### Task objective
What is needed is an exact copy of the records below, with the pictures left out.

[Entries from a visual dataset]
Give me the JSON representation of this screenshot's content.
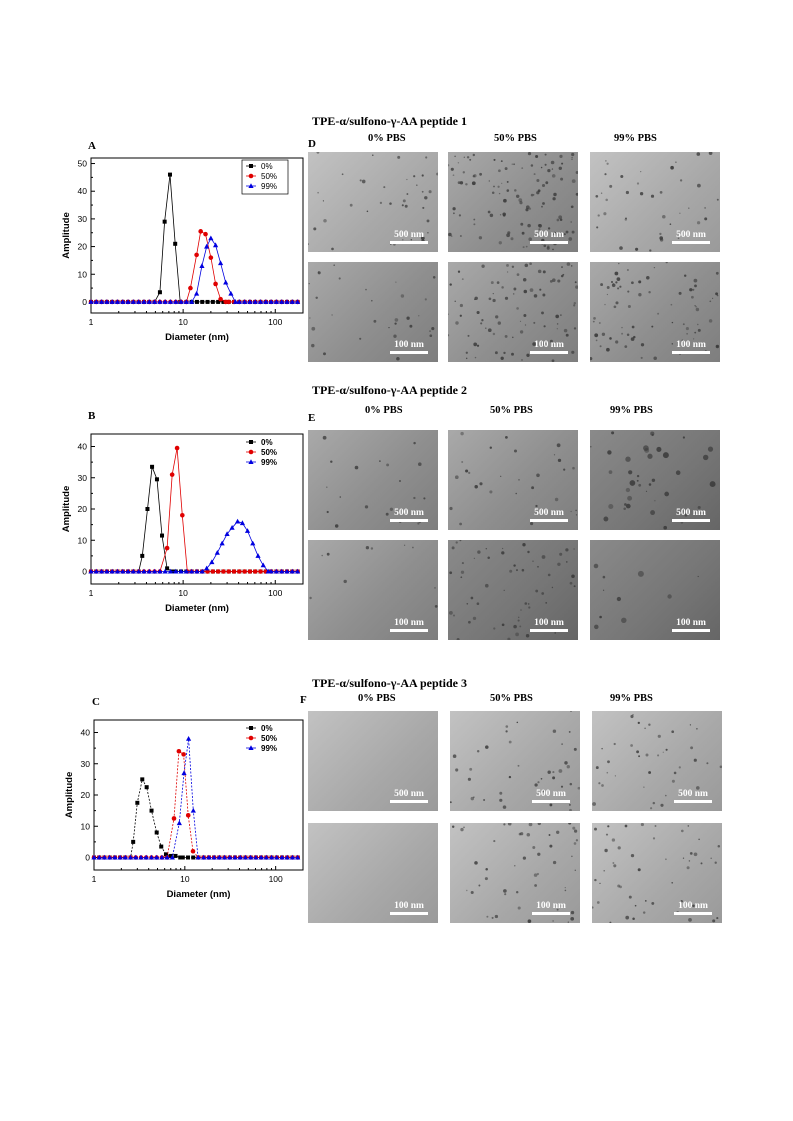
{
  "sections": [
    {
      "title": "TPE-α/sulfono-γ-AA peptide 1",
      "chart_letter": "A",
      "micro_letter": "D",
      "columns": [
        "0% PBS",
        "50% PBS",
        "99% PBS"
      ]
    },
    {
      "title": "TPE-α/sulfono-γ-AA peptide 2",
      "chart_letter": "B",
      "micro_letter": "E",
      "columns": [
        "0% PBS",
        "50% PBS",
        "99% PBS"
      ]
    },
    {
      "title": "TPE-α/sulfono-γ-AA peptide 3",
      "chart_letter": "C",
      "micro_letter": "F",
      "columns": [
        "0% PBS",
        "50% PBS",
        "99% PBS"
      ]
    }
  ],
  "scale_bars": {
    "top_row": "500 nm",
    "bottom_row": "100 nm"
  },
  "colors": {
    "0%": "#000000",
    "50%": "#e00000",
    "99%": "#0000e0"
  },
  "chart_data": [
    {
      "type": "scatter",
      "panel": "A",
      "xlabel": "Diameter (nm)",
      "ylabel": "Amplitude",
      "xscale": "log",
      "xlim": [
        1,
        200
      ],
      "ylim": [
        -4,
        52
      ],
      "yticks": [
        0,
        10,
        20,
        30,
        40,
        50
      ],
      "xticks": [
        1,
        10,
        100
      ],
      "legend_position": "top-right",
      "series": [
        {
          "name": "0%",
          "marker": "square",
          "color": "#000000",
          "x": [
            5.6,
            6.3,
            7.2,
            8.2,
            9.3
          ],
          "y": [
            3.5,
            29,
            46,
            21,
            0
          ]
        },
        {
          "name": "50%",
          "marker": "circle",
          "color": "#e00000",
          "x": [
            12,
            14,
            15.5,
            17.5,
            20,
            22.5,
            25.5,
            29
          ],
          "y": [
            5,
            17,
            25.5,
            24.5,
            16,
            6.5,
            1,
            0
          ]
        },
        {
          "name": "99%",
          "marker": "triangle",
          "color": "#0000e0",
          "x": [
            14,
            16,
            18,
            20,
            22.5,
            25.5,
            29,
            33,
            37
          ],
          "y": [
            3,
            13,
            20,
            23,
            20.5,
            14,
            7,
            3,
            0
          ]
        }
      ]
    },
    {
      "type": "scatter",
      "panel": "B",
      "xlabel": "Diameter (nm)",
      "ylabel": "Amplitude",
      "xscale": "log",
      "xlim": [
        1,
        200
      ],
      "ylim": [
        -4,
        44
      ],
      "yticks": [
        0,
        10,
        20,
        30,
        40
      ],
      "xticks": [
        1,
        10,
        100
      ],
      "legend_position": "top-right",
      "series": [
        {
          "name": "0%",
          "marker": "square",
          "color": "#000000",
          "x": [
            3.6,
            4.1,
            4.6,
            5.2,
            5.9,
            6.7,
            7.6
          ],
          "y": [
            5,
            20,
            33.5,
            29.5,
            11.5,
            1,
            0
          ]
        },
        {
          "name": "50%",
          "marker": "circle",
          "color": "#e00000",
          "x": [
            6.7,
            7.6,
            8.6,
            9.8,
            11.1
          ],
          "y": [
            7.5,
            31,
            39.5,
            18,
            0
          ]
        },
        {
          "name": "99%",
          "marker": "triangle",
          "color": "#0000e0",
          "x": [
            18,
            20.5,
            23.5,
            26.5,
            30,
            34,
            39,
            44,
            50,
            57,
            65,
            74,
            84
          ],
          "y": [
            1,
            3,
            6,
            9,
            12,
            14,
            16,
            15.5,
            13,
            9,
            5,
            2,
            0
          ]
        }
      ]
    },
    {
      "type": "scatter",
      "panel": "C",
      "xlabel": "Diameter (nm)",
      "ylabel": "Amplitude",
      "xscale": "log",
      "xlim": [
        1,
        200
      ],
      "ylim": [
        -4,
        44
      ],
      "yticks": [
        0,
        10,
        20,
        30,
        40
      ],
      "xticks": [
        1,
        10,
        100
      ],
      "legend_position": "top-right",
      "series": [
        {
          "name": "0%",
          "marker": "square",
          "color": "#000000",
          "x": [
            2.7,
            3.0,
            3.4,
            3.8,
            4.3,
            4.9,
            5.5,
            6.2,
            7.0,
            7.9,
            8.9
          ],
          "y": [
            5,
            17.5,
            25,
            22.5,
            15,
            8,
            3.5,
            1,
            0.5,
            0.5,
            0
          ]
        },
        {
          "name": "50%",
          "marker": "circle",
          "color": "#e00000",
          "x": [
            7.6,
            8.6,
            9.7,
            10.9,
            12.3
          ],
          "y": [
            12.5,
            34,
            33,
            13.5,
            2
          ]
        },
        {
          "name": "99%",
          "marker": "triangle",
          "color": "#0000e0",
          "x": [
            8.7,
            9.8,
            11.0,
            12.4,
            14.0
          ],
          "y": [
            11,
            27,
            38,
            15,
            0
          ]
        }
      ]
    }
  ]
}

### Answer below
Give me the JSON representation of this screenshot's content.
{
  "sections": [
    {
      "title": "TPE-α/sulfono-γ-AA peptide 1",
      "chart_letter": "A",
      "micro_letter": "D",
      "columns": [
        "0% PBS",
        "50% PBS",
        "99% PBS"
      ]
    },
    {
      "title": "TPE-α/sulfono-γ-AA peptide 2",
      "chart_letter": "B",
      "micro_letter": "E",
      "columns": [
        "0% PBS",
        "50% PBS",
        "99% PBS"
      ]
    },
    {
      "title": "TPE-α/sulfono-γ-AA peptide 3",
      "chart_letter": "C",
      "micro_letter": "F",
      "columns": [
        "0% PBS",
        "50% PBS",
        "99% PBS"
      ]
    }
  ],
  "scale_bars": {
    "top_row": "500 nm",
    "bottom_row": "100 nm"
  },
  "colors": {
    "0%": "#000000",
    "50%": "#e00000",
    "99%": "#0000e0"
  },
  "chart_data": [
    {
      "type": "scatter",
      "panel": "A",
      "xlabel": "Diameter (nm)",
      "ylabel": "Amplitude",
      "xscale": "log",
      "xlim": [
        1,
        200
      ],
      "ylim": [
        -4,
        52
      ],
      "yticks": [
        0,
        10,
        20,
        30,
        40,
        50
      ],
      "xticks": [
        1,
        10,
        100
      ],
      "legend_position": "top-right",
      "series": [
        {
          "name": "0%",
          "marker": "square",
          "color": "#000000",
          "x": [
            5.6,
            6.3,
            7.2,
            8.2,
            9.3
          ],
          "y": [
            3.5,
            29,
            46,
            21,
            0
          ]
        },
        {
          "name": "50%",
          "marker": "circle",
          "color": "#e00000",
          "x": [
            12,
            14,
            15.5,
            17.5,
            20,
            22.5,
            25.5,
            29
          ],
          "y": [
            5,
            17,
            25.5,
            24.5,
            16,
            6.5,
            1,
            0
          ]
        },
        {
          "name": "99%",
          "marker": "triangle",
          "color": "#0000e0",
          "x": [
            14,
            16,
            18,
            20,
            22.5,
            25.5,
            29,
            33,
            37
          ],
          "y": [
            3,
            13,
            20,
            23,
            20.5,
            14,
            7,
            3,
            0
          ]
        }
      ]
    },
    {
      "type": "scatter",
      "panel": "B",
      "xlabel": "Diameter (nm)",
      "ylabel": "Amplitude",
      "xscale": "log",
      "xlim": [
        1,
        200
      ],
      "ylim": [
        -4,
        44
      ],
      "yticks": [
        0,
        10,
        20,
        30,
        40
      ],
      "xticks": [
        1,
        10,
        100
      ],
      "legend_position": "top-right",
      "series": [
        {
          "name": "0%",
          "marker": "square",
          "color": "#000000",
          "x": [
            3.6,
            4.1,
            4.6,
            5.2,
            5.9,
            6.7,
            7.6
          ],
          "y": [
            5,
            20,
            33.5,
            29.5,
            11.5,
            1,
            0
          ]
        },
        {
          "name": "50%",
          "marker": "circle",
          "color": "#e00000",
          "x": [
            6.7,
            7.6,
            8.6,
            9.8,
            11.1
          ],
          "y": [
            7.5,
            31,
            39.5,
            18,
            0
          ]
        },
        {
          "name": "99%",
          "marker": "triangle",
          "color": "#0000e0",
          "x": [
            18,
            20.5,
            23.5,
            26.5,
            30,
            34,
            39,
            44,
            50,
            57,
            65,
            74,
            84
          ],
          "y": [
            1,
            3,
            6,
            9,
            12,
            14,
            16,
            15.5,
            13,
            9,
            5,
            2,
            0
          ]
        }
      ]
    },
    {
      "type": "scatter",
      "panel": "C",
      "xlabel": "Diameter (nm)",
      "ylabel": "Amplitude",
      "xscale": "log",
      "xlim": [
        1,
        200
      ],
      "ylim": [
        -4,
        44
      ],
      "yticks": [
        0,
        10,
        20,
        30,
        40
      ],
      "xticks": [
        1,
        10,
        100
      ],
      "legend_position": "top-right",
      "series": [
        {
          "name": "0%",
          "marker": "square",
          "color": "#000000",
          "x": [
            2.7,
            3.0,
            3.4,
            3.8,
            4.3,
            4.9,
            5.5,
            6.2,
            7.0,
            7.9,
            8.9
          ],
          "y": [
            5,
            17.5,
            25,
            22.5,
            15,
            8,
            3.5,
            1,
            0.5,
            0.5,
            0
          ]
        },
        {
          "name": "50%",
          "marker": "circle",
          "color": "#e00000",
          "x": [
            7.6,
            8.6,
            9.7,
            10.9,
            12.3
          ],
          "y": [
            12.5,
            34,
            33,
            13.5,
            2
          ]
        },
        {
          "name": "99%",
          "marker": "triangle",
          "color": "#0000e0",
          "x": [
            8.7,
            9.8,
            11.0,
            12.4,
            14.0
          ],
          "y": [
            11,
            27,
            38,
            15,
            0
          ]
        }
      ]
    }
  ]
}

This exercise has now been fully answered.